[Start]

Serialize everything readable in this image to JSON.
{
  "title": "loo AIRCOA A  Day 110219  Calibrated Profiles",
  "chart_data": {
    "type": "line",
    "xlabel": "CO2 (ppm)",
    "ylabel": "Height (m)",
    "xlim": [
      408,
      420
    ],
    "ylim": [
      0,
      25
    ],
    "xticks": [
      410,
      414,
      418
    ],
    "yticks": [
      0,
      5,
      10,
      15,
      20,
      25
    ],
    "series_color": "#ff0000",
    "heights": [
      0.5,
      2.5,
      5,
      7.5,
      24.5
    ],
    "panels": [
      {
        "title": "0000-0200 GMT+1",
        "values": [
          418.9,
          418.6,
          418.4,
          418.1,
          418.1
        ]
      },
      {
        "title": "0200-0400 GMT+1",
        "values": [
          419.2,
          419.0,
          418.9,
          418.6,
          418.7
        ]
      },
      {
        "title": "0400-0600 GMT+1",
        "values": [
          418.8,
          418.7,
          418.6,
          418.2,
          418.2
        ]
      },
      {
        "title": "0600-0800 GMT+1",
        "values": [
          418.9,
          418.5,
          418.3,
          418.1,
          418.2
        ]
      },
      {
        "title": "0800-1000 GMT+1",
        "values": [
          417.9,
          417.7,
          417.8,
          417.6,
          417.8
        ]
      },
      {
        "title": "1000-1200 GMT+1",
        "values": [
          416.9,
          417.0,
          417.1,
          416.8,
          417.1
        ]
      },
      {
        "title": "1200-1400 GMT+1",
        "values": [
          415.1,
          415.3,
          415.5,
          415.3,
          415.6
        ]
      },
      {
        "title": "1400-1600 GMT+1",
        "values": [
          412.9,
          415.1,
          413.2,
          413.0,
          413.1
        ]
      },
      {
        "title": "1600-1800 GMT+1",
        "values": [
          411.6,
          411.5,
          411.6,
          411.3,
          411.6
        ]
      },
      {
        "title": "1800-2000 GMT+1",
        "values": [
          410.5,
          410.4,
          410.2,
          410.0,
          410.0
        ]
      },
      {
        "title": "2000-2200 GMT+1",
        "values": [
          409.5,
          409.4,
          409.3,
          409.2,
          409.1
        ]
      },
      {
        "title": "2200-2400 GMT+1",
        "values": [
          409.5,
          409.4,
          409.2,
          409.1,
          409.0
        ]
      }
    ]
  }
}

[End]

**PROBLEM TO SOLVE:** Retype all the material above precisely, with no line left out.

**OUTPUT:**
Serialize everything readable in this image to JSON.
{
  "title": "loo AIRCOA A  Day 110219  Calibrated Profiles",
  "chart_data": {
    "type": "line",
    "xlabel": "CO2 (ppm)",
    "ylabel": "Height (m)",
    "xlim": [
      408,
      420
    ],
    "ylim": [
      0,
      25
    ],
    "xticks": [
      410,
      414,
      418
    ],
    "yticks": [
      0,
      5,
      10,
      15,
      20,
      25
    ],
    "series_color": "#ff0000",
    "heights": [
      0.5,
      2.5,
      5,
      7.5,
      24.5
    ],
    "panels": [
      {
        "title": "0000-0200 GMT+1",
        "values": [
          418.9,
          418.6,
          418.4,
          418.1,
          418.1
        ]
      },
      {
        "title": "0200-0400 GMT+1",
        "values": [
          419.2,
          419.0,
          418.9,
          418.6,
          418.7
        ]
      },
      {
        "title": "0400-0600 GMT+1",
        "values": [
          418.8,
          418.7,
          418.6,
          418.2,
          418.2
        ]
      },
      {
        "title": "0600-0800 GMT+1",
        "values": [
          418.9,
          418.5,
          418.3,
          418.1,
          418.2
        ]
      },
      {
        "title": "0800-1000 GMT+1",
        "values": [
          417.9,
          417.7,
          417.8,
          417.6,
          417.8
        ]
      },
      {
        "title": "1000-1200 GMT+1",
        "values": [
          416.9,
          417.0,
          417.1,
          416.8,
          417.1
        ]
      },
      {
        "title": "1200-1400 GMT+1",
        "values": [
          415.1,
          415.3,
          415.5,
          415.3,
          415.6
        ]
      },
      {
        "title": "1400-1600 GMT+1",
        "values": [
          412.9,
          415.1,
          413.2,
          413.0,
          413.1
        ]
      },
      {
        "title": "1600-1800 GMT+1",
        "values": [
          411.6,
          411.5,
          411.6,
          411.3,
          411.6
        ]
      },
      {
        "title": "1800-2000 GMT+1",
        "values": [
          410.5,
          410.4,
          410.2,
          410.0,
          410.0
        ]
      },
      {
        "title": "2000-2200 GMT+1",
        "values": [
          409.5,
          409.4,
          409.3,
          409.2,
          409.1
        ]
      },
      {
        "title": "2200-2400 GMT+1",
        "values": [
          409.5,
          409.4,
          409.2,
          409.1,
          409.0
        ]
      }
    ]
  }
}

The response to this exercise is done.